Secondly, there are a number of errors throughout the book, the sort of errors that should never get through good proof reading and editing, but they did. These are not errors of judgement in interpreting history but errors of name. The 1930's Australian batsman was Vic Richardson, not Viv; and the bowler Fleetwood-Smith's Christian name was not Laurie, but Leslie and in fact he was better known as 'Chuck'. Simple things that with some care would have been avoided and may have helped the more educated readership enjoy the book more.

Fair is fair, as a cricketing purist I was unlikely to rate this book above Tennis Balls when I seek so much from cricketing literature, but it does not even make this.  Marbles.

Image thanks to telegraph.co.uk

Monday, April 16, 2012

Review: Wishful Drinking - Carrie Fisher

My Mum and Dad were two thirds of the Brad, Jen and Angelina of the '50s.  I love them both despite their flaws.  I did Star Wars.  I married, then dated Paul Simon.  A lot of his (depressing) lyrics are about me.  I have a sense of humour, which is a really good thing.  I was addicted to a whole bunch of drugs and alcohol.  I wrote a novel about it, and my famously dysfunctional family.  A gay friend of mine once died in my bed which gave me PTSD.  My second husband left me for another man, which messed with me even more.  Through all this, I was bipolar, but didn't know it.  When I did, I received electroshock therapy, meaning I can't remember much.  I'm now under treatment and living a more centred, normal life than ever before.

This may as well be Carrie Fisher's book Wishful Drinking, a text adaptation of her successful one-woman stage show.  Really, without much exaggeration, the paragraph above could well represent the entire lightweight 150+ pages.  It's patently a cash-in from the stage show, which was was designed to be a humorous recollection of what led her from famous parents, through Star Wars to Simon, addiction and commitment to various asylums.  Unfortunately this sight-gag-reliant, disjointed and vague approach is acceptable (even desirable) in a spoken word performance, it falls flat as a text.

- [Exercises]:
a: According to the book reviews, why does Wishful Drinking fall flat as a written book? Answer in one to three sentences.
b: Continue the book reviews from their last sentence.

- [Document layout analysis data]:
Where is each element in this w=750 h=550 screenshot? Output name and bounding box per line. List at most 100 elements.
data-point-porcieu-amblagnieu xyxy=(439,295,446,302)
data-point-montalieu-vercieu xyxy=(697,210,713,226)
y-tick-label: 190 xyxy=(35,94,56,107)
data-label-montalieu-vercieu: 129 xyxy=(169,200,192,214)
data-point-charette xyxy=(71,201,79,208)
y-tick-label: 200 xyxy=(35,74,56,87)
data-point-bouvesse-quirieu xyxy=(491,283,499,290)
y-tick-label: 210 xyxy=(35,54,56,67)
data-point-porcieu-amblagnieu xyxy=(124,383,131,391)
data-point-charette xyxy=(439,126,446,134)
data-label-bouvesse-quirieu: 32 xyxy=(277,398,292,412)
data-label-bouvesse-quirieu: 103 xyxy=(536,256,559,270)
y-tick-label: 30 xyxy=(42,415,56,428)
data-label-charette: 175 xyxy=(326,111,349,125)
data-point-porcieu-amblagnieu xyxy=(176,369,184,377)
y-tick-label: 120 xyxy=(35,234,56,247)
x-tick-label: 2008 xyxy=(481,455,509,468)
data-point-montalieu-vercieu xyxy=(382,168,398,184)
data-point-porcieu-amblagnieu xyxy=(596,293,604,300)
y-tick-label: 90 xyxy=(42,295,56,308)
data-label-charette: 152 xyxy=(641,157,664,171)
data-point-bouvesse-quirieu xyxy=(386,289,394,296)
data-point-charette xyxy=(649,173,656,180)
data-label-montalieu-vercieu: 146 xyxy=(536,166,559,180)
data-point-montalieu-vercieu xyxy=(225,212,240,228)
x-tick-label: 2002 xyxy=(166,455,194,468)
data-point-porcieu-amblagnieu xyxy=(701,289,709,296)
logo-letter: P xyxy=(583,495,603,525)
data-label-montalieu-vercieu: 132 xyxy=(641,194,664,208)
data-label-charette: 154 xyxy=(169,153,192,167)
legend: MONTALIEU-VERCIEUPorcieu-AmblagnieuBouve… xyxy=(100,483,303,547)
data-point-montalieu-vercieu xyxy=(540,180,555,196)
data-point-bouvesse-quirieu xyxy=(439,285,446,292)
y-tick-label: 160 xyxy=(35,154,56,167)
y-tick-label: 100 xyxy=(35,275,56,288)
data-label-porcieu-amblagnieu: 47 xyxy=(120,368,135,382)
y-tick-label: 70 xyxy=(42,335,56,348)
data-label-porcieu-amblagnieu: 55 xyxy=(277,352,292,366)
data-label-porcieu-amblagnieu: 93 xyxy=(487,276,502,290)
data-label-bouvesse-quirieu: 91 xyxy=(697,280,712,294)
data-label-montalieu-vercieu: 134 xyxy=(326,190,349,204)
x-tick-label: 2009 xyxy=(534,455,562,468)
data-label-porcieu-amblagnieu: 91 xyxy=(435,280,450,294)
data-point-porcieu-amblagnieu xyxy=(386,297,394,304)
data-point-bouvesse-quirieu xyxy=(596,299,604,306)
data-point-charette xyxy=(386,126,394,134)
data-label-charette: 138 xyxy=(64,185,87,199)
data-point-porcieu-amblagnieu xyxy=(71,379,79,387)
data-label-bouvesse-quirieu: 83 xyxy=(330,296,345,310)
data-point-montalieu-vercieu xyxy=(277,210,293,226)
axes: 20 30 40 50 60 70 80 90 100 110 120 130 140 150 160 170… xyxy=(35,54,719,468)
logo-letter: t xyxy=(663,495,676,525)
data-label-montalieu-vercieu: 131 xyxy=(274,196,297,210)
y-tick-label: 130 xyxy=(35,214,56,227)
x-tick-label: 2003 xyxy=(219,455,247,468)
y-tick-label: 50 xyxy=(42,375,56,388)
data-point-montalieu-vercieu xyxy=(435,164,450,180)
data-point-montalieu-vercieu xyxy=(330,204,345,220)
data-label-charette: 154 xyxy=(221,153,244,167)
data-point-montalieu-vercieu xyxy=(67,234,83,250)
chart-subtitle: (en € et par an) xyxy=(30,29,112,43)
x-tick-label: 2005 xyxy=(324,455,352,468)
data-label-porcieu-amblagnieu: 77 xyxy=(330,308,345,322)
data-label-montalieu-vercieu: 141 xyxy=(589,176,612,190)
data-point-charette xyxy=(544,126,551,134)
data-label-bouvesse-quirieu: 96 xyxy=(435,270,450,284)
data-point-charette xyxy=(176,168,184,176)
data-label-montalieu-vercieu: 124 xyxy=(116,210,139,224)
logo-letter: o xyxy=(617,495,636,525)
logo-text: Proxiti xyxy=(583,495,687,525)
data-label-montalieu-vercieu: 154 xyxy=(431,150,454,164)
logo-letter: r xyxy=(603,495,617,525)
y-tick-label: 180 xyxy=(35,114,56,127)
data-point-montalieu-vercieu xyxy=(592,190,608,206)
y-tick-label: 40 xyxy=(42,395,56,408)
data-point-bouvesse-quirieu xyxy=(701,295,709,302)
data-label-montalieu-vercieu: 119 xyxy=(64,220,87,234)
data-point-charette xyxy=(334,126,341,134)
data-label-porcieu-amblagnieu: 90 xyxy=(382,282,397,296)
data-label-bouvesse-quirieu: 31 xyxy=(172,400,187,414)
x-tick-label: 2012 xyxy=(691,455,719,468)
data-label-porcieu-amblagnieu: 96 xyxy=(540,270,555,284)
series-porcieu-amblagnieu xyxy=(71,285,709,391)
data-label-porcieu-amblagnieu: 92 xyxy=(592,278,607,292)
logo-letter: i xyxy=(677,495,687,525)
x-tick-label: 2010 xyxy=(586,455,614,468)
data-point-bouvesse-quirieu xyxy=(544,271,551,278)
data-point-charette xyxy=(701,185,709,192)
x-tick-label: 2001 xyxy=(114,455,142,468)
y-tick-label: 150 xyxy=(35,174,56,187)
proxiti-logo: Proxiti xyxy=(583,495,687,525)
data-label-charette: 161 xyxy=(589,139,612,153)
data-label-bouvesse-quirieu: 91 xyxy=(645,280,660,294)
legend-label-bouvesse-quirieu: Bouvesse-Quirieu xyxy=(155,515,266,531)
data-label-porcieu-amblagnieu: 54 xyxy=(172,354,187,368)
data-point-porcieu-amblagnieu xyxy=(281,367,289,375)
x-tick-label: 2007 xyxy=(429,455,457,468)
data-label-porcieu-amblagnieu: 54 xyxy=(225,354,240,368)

- [Set of answers]:
a: The book adapts Carrie Fisher's one-woman stage show, which used a sight-gag-reliant, disjointed and vague approach. That approach is acceptable, even desirable, in a spoken word performance, but it falls flat as a text.

b:
Image courtesy: barnesandnoble.com
The other reason for this eclectic authorship is a result of Fisher undergoing electroshock therapy for mental illness.  This means she simply doesn't remember much of her life, as the treatment rendered whole chunks of her past are a virtual nonevent.  Being unable to recall much of one's life has the capacity to make a memoir either oddly ethereal or painfully shallow.  Fortunately, Fisher stays mainly with the former and the book accurately represents what she remembers of her life - a series of unconnected events with their nascence stemming from a naive showbiz upbringing, early fame and drugs. 

She gets more serious - but not much, given her stated aim of finding humour in the blackness - when writing of her issues with mental health.  The book ends with a moving one-page tribute to those similarly afflicted, pleading for their everyday battle needs to be respected rather than shunned.  Fittingly and redeemingly, it is the most coherent and lucid page of the entire book.  The narrative style means Fisher's constant struggle with mental illness is danced around, but is the gravitas keeping the book from being not so much light as vaporous.

There is every chance my answer to the archetypal profile question "Who would you most like to have dinner with?" would include Carrie Fisher.  This would be for reasons of then and now.  (The second clip actually boasts many/most of the book's best gags.)  While the botox-free 1982 version would be welcome for re-living my childhood and teen years, the 2012 edition would provide a completely different perspective on almost every conversation.  As much as my teen self hates my 2012 version for writing it, this year's Carrie Fisher would take a seat at my table.  However, this still can't make me recommend her book too highly - marbles - it loses something in translation.  See the show instead.